• _The exercise_: Please retype the data in full and exactly; the pictures are not part of the copy.

• _Material supplied_:
-- start --

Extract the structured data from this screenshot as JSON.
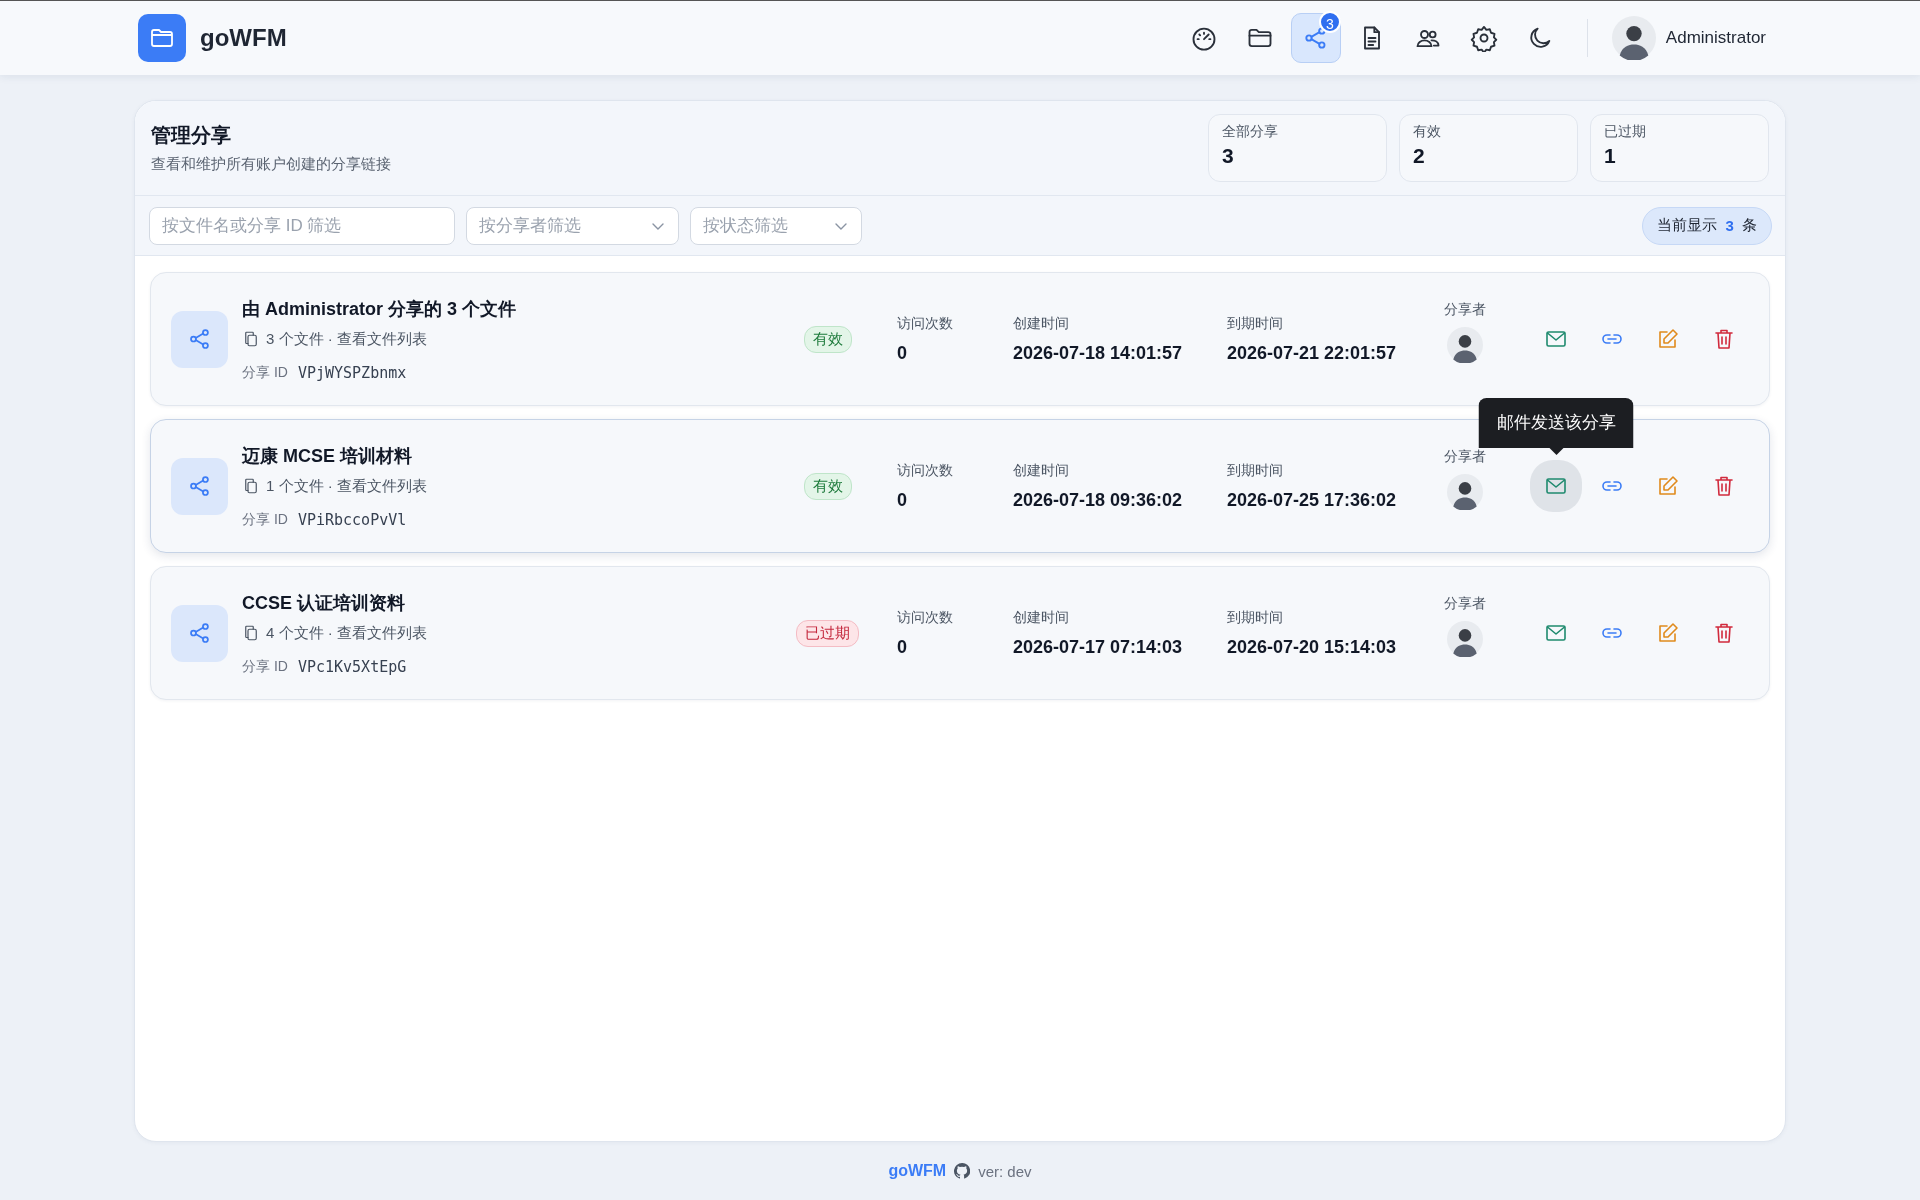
{
  "app": {
    "name": "goWFM"
  },
  "nav": [
    {
      "kind": "dashboard",
      "selected": false
    },
    {
      "kind": "files",
      "selected": false
    },
    {
      "kind": "shares",
      "selected": true,
      "badge": "3"
    },
    {
      "kind": "logs",
      "selected": false
    },
    {
      "kind": "users",
      "selected": false
    },
    {
      "kind": "settings",
      "selected": false
    },
    {
      "kind": "theme",
      "selected": false
    }
  ],
  "user": {
    "name": "Administrator"
  },
  "page": {
    "title": "管理分享",
    "subtitle": "查看和维护所有账户创建的分享链接"
  },
  "stats": [
    {
      "label": "全部分享",
      "value": "3"
    },
    {
      "label": "有效",
      "value": "2"
    },
    {
      "label": "已过期",
      "value": "1"
    }
  ],
  "filters": {
    "search": {
      "placeholder": "按文件名或分享 ID 筛选"
    },
    "selects": [
      {
        "placeholder": "按分享者筛选"
      },
      {
        "placeholder": "按状态筛选"
      }
    ]
  },
  "count": {
    "prefix": "当前显示",
    "value": "3",
    "suffix": "条"
  },
  "shares": [
    {
      "title": "由 Administrator 分享的 3 个文件",
      "files": "3 个文件 · 查看文件列表",
      "id_label": "分享 ID",
      "id": "VPjWYSPZbnmx",
      "status": "有效",
      "kind": "valid",
      "visits_label": "访问次数",
      "visits": "0",
      "created_label": "创建时间",
      "created": "2026-07-18 14:01:57",
      "expires_label": "到期时间",
      "expires": "2026-07-21 22:01:57",
      "sharer_label": "分享者",
      "highlighted": false,
      "actions": [
        {
          "kind": "email",
          "hovered": false
        },
        {
          "kind": "link",
          "hovered": false
        },
        {
          "kind": "edit",
          "hovered": false
        },
        {
          "kind": "delete",
          "hovered": false
        }
      ]
    },
    {
      "title": "迈康 MCSE 培训材料",
      "files": "1 个文件 · 查看文件列表",
      "id_label": "分享 ID",
      "id": "VPiRbccoPvVl",
      "status": "有效",
      "kind": "valid",
      "visits_label": "访问次数",
      "visits": "0",
      "created_label": "创建时间",
      "created": "2026-07-18 09:36:02",
      "expires_label": "到期时间",
      "expires": "2026-07-25 17:36:02",
      "sharer_label": "分享者",
      "highlighted": true,
      "actions": [
        {
          "kind": "email",
          "hovered": true,
          "tooltip": "邮件发送该分享"
        },
        {
          "kind": "link",
          "hovered": false
        },
        {
          "kind": "edit",
          "hovered": false
        },
        {
          "kind": "delete",
          "hovered": false
        }
      ]
    },
    {
      "title": "CCSE 认证培训资料",
      "files": "4 个文件 · 查看文件列表",
      "id_label": "分享 ID",
      "id": "VPc1Kv5XtEpG",
      "status": "已过期",
      "kind": "expired",
      "visits_label": "访问次数",
      "visits": "0",
      "created_label": "创建时间",
      "created": "2026-07-17 07:14:03",
      "expires_label": "到期时间",
      "expires": "2026-07-20 15:14:03",
      "sharer_label": "分享者",
      "highlighted": false,
      "actions": [
        {
          "kind": "email",
          "hovered": false
        },
        {
          "kind": "link",
          "hovered": false
        },
        {
          "kind": "edit",
          "hovered": false
        },
        {
          "kind": "delete",
          "hovered": false
        }
      ]
    }
  ],
  "footer": {
    "link": "goWFM",
    "version": "ver: dev"
  }
}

-- end --

• _Correct response_:
Extract the structured data from this screenshot as JSON.
{
  "app": {
    "name": "goWFM"
  },
  "nav": [
    {
      "kind": "dashboard",
      "selected": false
    },
    {
      "kind": "files",
      "selected": false
    },
    {
      "kind": "shares",
      "selected": true,
      "badge": "3"
    },
    {
      "kind": "logs",
      "selected": false
    },
    {
      "kind": "users",
      "selected": false
    },
    {
      "kind": "settings",
      "selected": false
    },
    {
      "kind": "theme",
      "selected": false
    }
  ],
  "user": {
    "name": "Administrator"
  },
  "page": {
    "title": "管理分享",
    "subtitle": "查看和维护所有账户创建的分享链接"
  },
  "stats": [
    {
      "label": "全部分享",
      "value": "3"
    },
    {
      "label": "有效",
      "value": "2"
    },
    {
      "label": "已过期",
      "value": "1"
    }
  ],
  "filters": {
    "search": {
      "placeholder": "按文件名或分享 ID 筛选"
    },
    "selects": [
      {
        "placeholder": "按分享者筛选"
      },
      {
        "placeholder": "按状态筛选"
      }
    ]
  },
  "count": {
    "prefix": "当前显示",
    "value": "3",
    "suffix": "条"
  },
  "shares": [
    {
      "title": "由 Administrator 分享的 3 个文件",
      "files": "3 个文件 · 查看文件列表",
      "id_label": "分享 ID",
      "id": "VPjWYSPZbnmx",
      "status": "有效",
      "kind": "valid",
      "visits_label": "访问次数",
      "visits": "0",
      "created_label": "创建时间",
      "created": "2026-07-18 14:01:57",
      "expires_label": "到期时间",
      "expires": "2026-07-21 22:01:57",
      "sharer_label": "分享者",
      "highlighted": false,
      "actions": [
        {
          "kind": "email",
          "hovered": false
        },
        {
          "kind": "link",
          "hovered": false
        },
        {
          "kind": "edit",
          "hovered": false
        },
        {
          "kind": "delete",
          "hovered": false
        }
      ]
    },
    {
      "title": "迈康 MCSE 培训材料",
      "files": "1 个文件 · 查看文件列表",
      "id_label": "分享 ID",
      "id": "VPiRbccoPvVl",
      "status": "有效",
      "kind": "valid",
      "visits_label": "访问次数",
      "visits": "0",
      "created_label": "创建时间",
      "created": "2026-07-18 09:36:02",
      "expires_label": "到期时间",
      "expires": "2026-07-25 17:36:02",
      "sharer_label": "分享者",
      "highlighted": true,
      "actions": [
        {
          "kind": "email",
          "hovered": true,
          "tooltip": "邮件发送该分享"
        },
        {
          "kind": "link",
          "hovered": false
        },
        {
          "kind": "edit",
          "hovered": false
        },
        {
          "kind": "delete",
          "hovered": false
        }
      ]
    },
    {
      "title": "CCSE 认证培训资料",
      "files": "4 个文件 · 查看文件列表",
      "id_label": "分享 ID",
      "id": "VPc1Kv5XtEpG",
      "status": "已过期",
      "kind": "expired",
      "visits_label": "访问次数",
      "visits": "0",
      "created_label": "创建时间",
      "created": "2026-07-17 07:14:03",
      "expires_label": "到期时间",
      "expires": "2026-07-20 15:14:03",
      "sharer_label": "分享者",
      "highlighted": false,
      "actions": [
        {
          "kind": "email",
          "hovered": false
        },
        {
          "kind": "link",
          "hovered": false
        },
        {
          "kind": "edit",
          "hovered": false
        },
        {
          "kind": "delete",
          "hovered": false
        }
      ]
    }
  ],
  "footer": {
    "link": "goWFM",
    "version": "ver: dev"
  }
}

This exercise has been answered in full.